What to produce -
Lift out all lines below that contain "месяцу".

Exercise materials -
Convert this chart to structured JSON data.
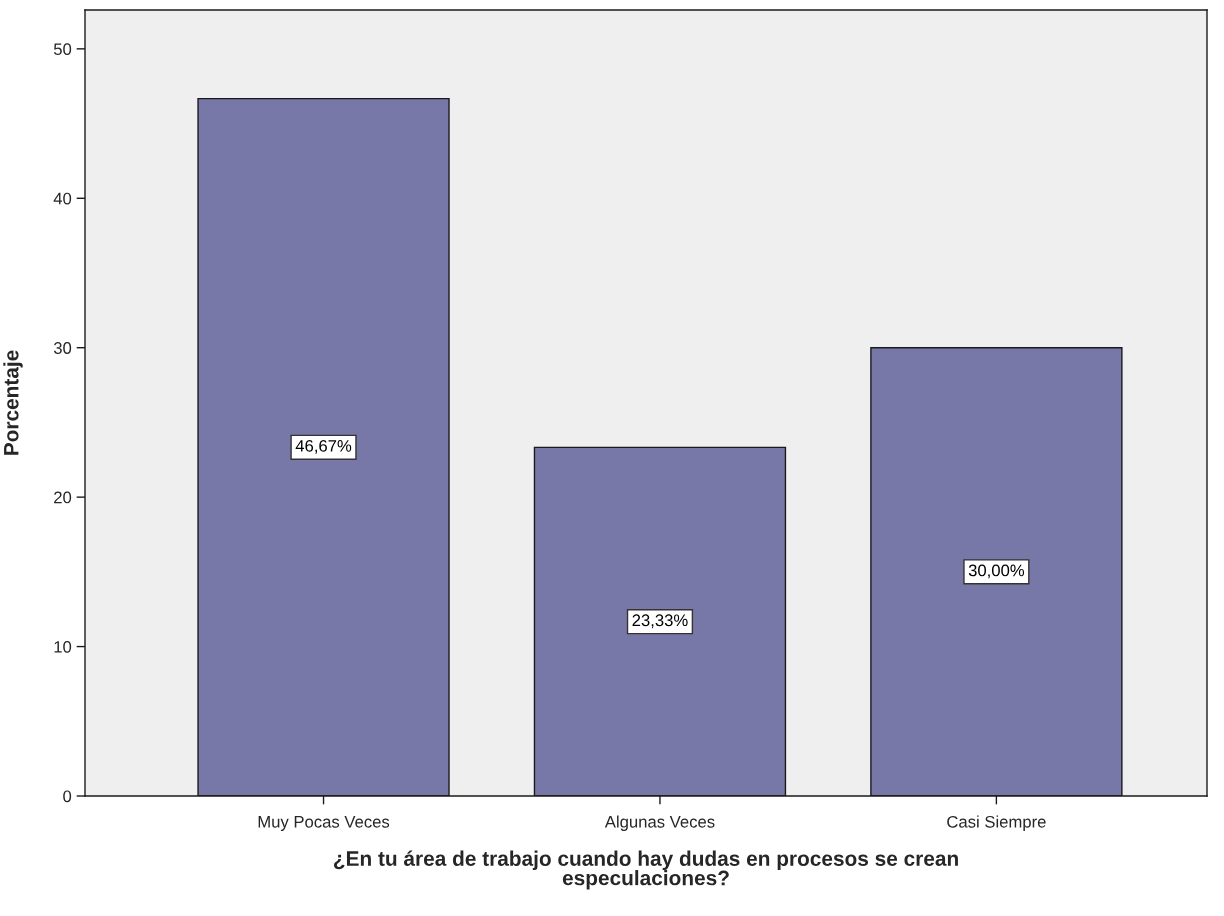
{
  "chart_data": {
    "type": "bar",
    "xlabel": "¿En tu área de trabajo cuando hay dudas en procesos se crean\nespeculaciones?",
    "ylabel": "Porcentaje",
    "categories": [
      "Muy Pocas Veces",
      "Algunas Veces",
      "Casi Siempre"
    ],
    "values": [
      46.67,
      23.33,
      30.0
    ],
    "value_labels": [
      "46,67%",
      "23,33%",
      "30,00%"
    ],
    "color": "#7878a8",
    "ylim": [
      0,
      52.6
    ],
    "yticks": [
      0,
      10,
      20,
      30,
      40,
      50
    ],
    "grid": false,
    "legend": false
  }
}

==

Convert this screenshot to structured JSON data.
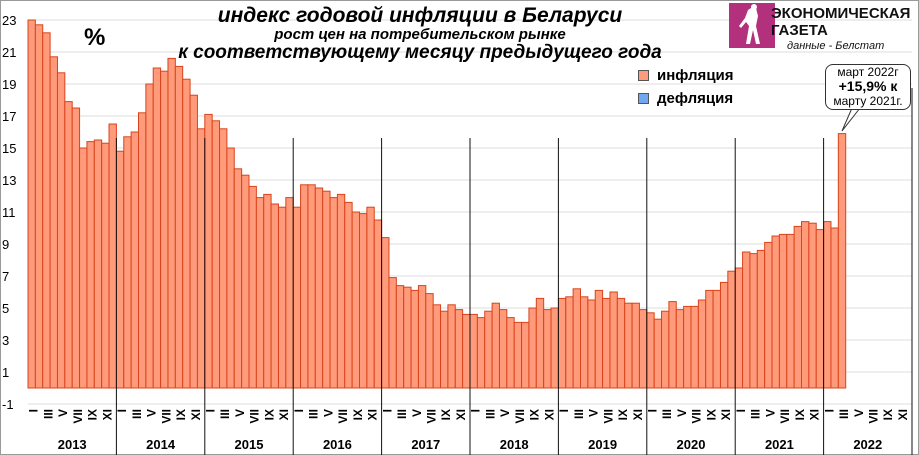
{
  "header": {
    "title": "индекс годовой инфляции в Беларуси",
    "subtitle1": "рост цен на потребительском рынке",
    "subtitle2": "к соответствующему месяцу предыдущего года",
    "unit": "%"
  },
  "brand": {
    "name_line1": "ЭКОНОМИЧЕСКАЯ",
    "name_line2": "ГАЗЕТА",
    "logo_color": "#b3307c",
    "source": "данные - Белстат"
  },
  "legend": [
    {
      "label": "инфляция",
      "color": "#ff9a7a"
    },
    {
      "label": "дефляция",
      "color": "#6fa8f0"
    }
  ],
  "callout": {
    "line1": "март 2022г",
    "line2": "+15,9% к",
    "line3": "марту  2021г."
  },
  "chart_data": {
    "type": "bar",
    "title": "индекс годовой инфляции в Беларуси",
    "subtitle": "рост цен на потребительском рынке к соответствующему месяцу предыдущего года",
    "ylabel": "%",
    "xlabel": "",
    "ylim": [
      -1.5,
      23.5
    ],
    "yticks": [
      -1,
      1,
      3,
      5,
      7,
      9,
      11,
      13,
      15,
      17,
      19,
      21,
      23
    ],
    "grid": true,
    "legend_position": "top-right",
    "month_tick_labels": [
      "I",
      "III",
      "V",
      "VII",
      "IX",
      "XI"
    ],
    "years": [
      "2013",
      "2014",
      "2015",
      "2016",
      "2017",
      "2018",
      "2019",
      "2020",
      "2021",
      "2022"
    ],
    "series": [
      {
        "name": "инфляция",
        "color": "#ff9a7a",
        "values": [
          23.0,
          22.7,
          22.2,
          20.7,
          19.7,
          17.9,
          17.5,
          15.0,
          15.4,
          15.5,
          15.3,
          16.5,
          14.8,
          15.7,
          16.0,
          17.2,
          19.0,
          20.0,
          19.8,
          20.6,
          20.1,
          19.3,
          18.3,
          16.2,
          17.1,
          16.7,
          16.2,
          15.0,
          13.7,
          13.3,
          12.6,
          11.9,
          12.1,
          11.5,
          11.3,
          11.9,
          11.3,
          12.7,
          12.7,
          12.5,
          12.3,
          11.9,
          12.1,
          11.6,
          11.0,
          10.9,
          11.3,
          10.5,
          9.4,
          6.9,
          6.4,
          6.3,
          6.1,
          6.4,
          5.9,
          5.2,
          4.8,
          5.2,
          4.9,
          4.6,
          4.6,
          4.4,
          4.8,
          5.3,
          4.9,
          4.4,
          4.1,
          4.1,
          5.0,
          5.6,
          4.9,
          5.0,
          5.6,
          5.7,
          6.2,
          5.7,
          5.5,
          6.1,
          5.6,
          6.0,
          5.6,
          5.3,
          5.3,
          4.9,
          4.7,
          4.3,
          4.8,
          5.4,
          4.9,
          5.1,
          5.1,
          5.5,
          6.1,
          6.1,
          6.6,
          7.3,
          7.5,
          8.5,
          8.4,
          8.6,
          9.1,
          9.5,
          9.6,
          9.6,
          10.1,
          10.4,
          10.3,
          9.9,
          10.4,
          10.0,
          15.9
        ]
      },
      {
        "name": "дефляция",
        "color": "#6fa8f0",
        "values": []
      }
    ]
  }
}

Solution -
    "subtitle2": "к соответствующему месяцу предыдущего года",
    "subtitle": "рост цен на потребительском рынке к соответствующему месяцу предыдущего года",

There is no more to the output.